=== Work to complete ===
Locate the line containing "Output the text content of this document." in the data below. Reproduce it and every following line up to the end, exactly as given.

=== Listing ===
************

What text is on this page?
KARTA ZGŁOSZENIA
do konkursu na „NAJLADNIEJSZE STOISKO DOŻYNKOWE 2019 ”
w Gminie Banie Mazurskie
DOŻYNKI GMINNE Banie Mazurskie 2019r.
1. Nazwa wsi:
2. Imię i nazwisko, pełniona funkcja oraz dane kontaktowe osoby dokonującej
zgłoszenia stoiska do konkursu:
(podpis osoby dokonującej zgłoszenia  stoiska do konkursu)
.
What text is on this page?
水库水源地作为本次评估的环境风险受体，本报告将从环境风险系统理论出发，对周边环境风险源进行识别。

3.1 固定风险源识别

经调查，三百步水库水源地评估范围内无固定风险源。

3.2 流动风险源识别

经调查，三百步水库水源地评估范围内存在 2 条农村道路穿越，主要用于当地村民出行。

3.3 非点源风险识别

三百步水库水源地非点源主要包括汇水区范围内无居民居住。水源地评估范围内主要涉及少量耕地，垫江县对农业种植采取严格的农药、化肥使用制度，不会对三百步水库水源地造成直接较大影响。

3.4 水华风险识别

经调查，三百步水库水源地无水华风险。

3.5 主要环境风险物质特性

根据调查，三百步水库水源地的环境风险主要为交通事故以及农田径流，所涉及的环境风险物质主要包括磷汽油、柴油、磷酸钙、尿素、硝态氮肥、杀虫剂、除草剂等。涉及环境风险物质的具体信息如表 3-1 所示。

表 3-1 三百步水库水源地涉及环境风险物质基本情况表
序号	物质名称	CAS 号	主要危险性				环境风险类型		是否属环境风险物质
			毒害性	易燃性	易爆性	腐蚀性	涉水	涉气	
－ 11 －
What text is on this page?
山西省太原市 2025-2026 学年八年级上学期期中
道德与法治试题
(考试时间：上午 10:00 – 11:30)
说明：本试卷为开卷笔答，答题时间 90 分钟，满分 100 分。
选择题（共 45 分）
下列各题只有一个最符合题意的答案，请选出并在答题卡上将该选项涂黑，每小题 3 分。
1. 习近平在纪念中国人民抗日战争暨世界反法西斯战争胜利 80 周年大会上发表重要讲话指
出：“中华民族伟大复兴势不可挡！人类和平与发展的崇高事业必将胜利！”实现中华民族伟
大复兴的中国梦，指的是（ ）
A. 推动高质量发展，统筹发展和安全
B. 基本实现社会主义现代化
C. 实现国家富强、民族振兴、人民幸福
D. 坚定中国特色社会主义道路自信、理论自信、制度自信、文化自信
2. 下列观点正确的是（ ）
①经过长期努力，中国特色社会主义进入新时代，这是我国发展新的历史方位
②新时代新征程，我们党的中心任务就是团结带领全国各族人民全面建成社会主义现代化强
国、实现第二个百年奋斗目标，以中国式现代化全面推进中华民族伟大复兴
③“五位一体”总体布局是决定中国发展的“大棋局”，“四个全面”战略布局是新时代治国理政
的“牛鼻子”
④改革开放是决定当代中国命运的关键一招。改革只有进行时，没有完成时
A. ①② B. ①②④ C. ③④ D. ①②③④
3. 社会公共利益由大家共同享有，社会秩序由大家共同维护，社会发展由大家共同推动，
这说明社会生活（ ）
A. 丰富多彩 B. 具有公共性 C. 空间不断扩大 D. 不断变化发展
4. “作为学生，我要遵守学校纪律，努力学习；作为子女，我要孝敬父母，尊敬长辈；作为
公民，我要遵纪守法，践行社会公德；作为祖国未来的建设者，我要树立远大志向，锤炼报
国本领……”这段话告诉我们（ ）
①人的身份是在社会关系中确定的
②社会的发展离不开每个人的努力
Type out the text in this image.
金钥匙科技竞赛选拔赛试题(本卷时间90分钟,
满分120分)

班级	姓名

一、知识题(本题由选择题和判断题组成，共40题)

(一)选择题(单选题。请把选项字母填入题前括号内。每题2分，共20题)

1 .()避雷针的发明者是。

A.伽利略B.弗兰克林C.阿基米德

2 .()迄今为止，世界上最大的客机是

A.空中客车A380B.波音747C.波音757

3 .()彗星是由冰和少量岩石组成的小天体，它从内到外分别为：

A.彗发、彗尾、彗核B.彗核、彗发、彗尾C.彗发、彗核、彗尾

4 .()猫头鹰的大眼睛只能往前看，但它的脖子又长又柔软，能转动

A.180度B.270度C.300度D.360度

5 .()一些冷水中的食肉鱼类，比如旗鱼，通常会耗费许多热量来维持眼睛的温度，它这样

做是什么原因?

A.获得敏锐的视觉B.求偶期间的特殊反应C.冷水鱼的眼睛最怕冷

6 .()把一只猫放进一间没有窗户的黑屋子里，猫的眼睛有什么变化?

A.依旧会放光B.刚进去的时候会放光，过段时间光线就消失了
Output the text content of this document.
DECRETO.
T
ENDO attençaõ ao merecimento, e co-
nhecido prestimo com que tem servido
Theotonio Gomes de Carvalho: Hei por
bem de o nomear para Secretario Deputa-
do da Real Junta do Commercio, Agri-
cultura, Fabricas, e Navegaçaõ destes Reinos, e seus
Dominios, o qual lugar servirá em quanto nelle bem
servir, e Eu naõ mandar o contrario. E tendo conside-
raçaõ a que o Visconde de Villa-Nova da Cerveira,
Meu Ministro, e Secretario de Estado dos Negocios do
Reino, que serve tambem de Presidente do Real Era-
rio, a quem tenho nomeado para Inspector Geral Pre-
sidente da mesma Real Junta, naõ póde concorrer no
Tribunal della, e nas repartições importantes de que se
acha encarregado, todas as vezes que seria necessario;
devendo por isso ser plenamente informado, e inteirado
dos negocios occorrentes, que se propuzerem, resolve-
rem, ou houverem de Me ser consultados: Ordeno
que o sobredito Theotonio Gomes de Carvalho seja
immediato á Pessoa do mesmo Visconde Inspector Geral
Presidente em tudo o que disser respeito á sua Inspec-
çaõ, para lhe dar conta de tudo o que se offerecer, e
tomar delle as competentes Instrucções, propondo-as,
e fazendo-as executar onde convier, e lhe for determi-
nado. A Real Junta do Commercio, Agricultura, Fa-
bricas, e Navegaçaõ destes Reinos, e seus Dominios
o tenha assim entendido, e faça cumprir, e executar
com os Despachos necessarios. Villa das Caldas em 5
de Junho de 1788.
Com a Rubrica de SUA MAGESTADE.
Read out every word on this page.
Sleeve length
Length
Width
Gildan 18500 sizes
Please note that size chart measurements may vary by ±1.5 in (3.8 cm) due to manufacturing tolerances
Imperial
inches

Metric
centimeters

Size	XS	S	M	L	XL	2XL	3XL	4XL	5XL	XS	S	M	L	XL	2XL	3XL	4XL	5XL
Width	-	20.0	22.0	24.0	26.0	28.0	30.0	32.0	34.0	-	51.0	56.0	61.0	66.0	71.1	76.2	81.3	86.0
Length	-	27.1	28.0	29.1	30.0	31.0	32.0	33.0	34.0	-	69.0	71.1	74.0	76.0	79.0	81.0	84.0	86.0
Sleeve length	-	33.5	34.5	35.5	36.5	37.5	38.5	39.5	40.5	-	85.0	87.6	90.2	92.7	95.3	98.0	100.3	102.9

************

=== Exercise result ===
Output the text content of this document.
DECRETO.
T
ENDO attençaõ ao merecimento, e co-
nhecido prestimo com que tem servido
Theotonio Gomes de Carvalho: Hei por
bem de o nomear para Secretario Deputa-
do da Real Junta do Commercio, Agri-
cultura, Fabricas, e Navegaçaõ destes Reinos, e seus
Dominios, o qual lugar servirá em quanto nelle bem
servir, e Eu naõ mandar o contrario. E tendo conside-
raçaõ a que o Visconde de Villa-Nova da Cerveira,
Meu Ministro, e Secretario de Estado dos Negocios do
Reino, que serve tambem de Presidente do Real Era-
rio, a quem tenho nomeado para Inspector Geral Pre-
sidente da mesma Real Junta, naõ póde concorrer no
Tribunal della, e nas repartições importantes de que se
acha encarregado, todas as vezes que seria necessario;
devendo por isso ser plenamente informado, e inteirado
dos negocios occorrentes, que se propuzerem, resolve-
rem, ou houverem de Me ser consultados: Ordeno
que o sobredito Theotonio Gomes de Carvalho seja
immediato á Pessoa do mesmo Visconde Inspector Geral
Presidente em tudo o que disser respeito á sua Inspec-
çaõ, para lhe dar conta de tudo o que se offerecer, e
tomar delle as competentes Instrucções, propondo-as,
e fazendo-as executar onde convier, e lhe for determi-
nado. A Real Junta do Commercio, Agricultura, Fa-
bricas, e Navegaçaõ destes Reinos, e seus Dominios
o tenha assim entendido, e faça cumprir, e executar
com os Despachos necessarios. Villa das Caldas em 5
de Junho de 1788.
Com a Rubrica de SUA MAGESTADE.
Read out every word on this page.
Sleeve length
Length
Width
Gildan 18500 sizes
Please note that size chart measurements may vary by ±1.5 in (3.8 cm) due to manufacturing tolerances
Imperial
inches

Metric
centimeters

Size	XS	S	M	L	XL	2XL	3XL	4XL	5XL	XS	S	M	L	XL	2XL	3XL	4XL	5XL
Width	-	20.0	22.0	24.0	26.0	28.0	30.0	32.0	34.0	-	51.0	56.0	61.0	66.0	71.1	76.2	81.3	86.0
Length	-	27.1	28.0	29.1	30.0	31.0	32.0	33.0	34.0	-	69.0	71.1	74.0	76.0	79.0	81.0	84.0	86.0
Sleeve length	-	33.5	34.5	35.5	36.5	37.5	38.5	39.5	40.5	-	85.0	87.6	90.2	92.7	95.3	98.0	100.3	102.9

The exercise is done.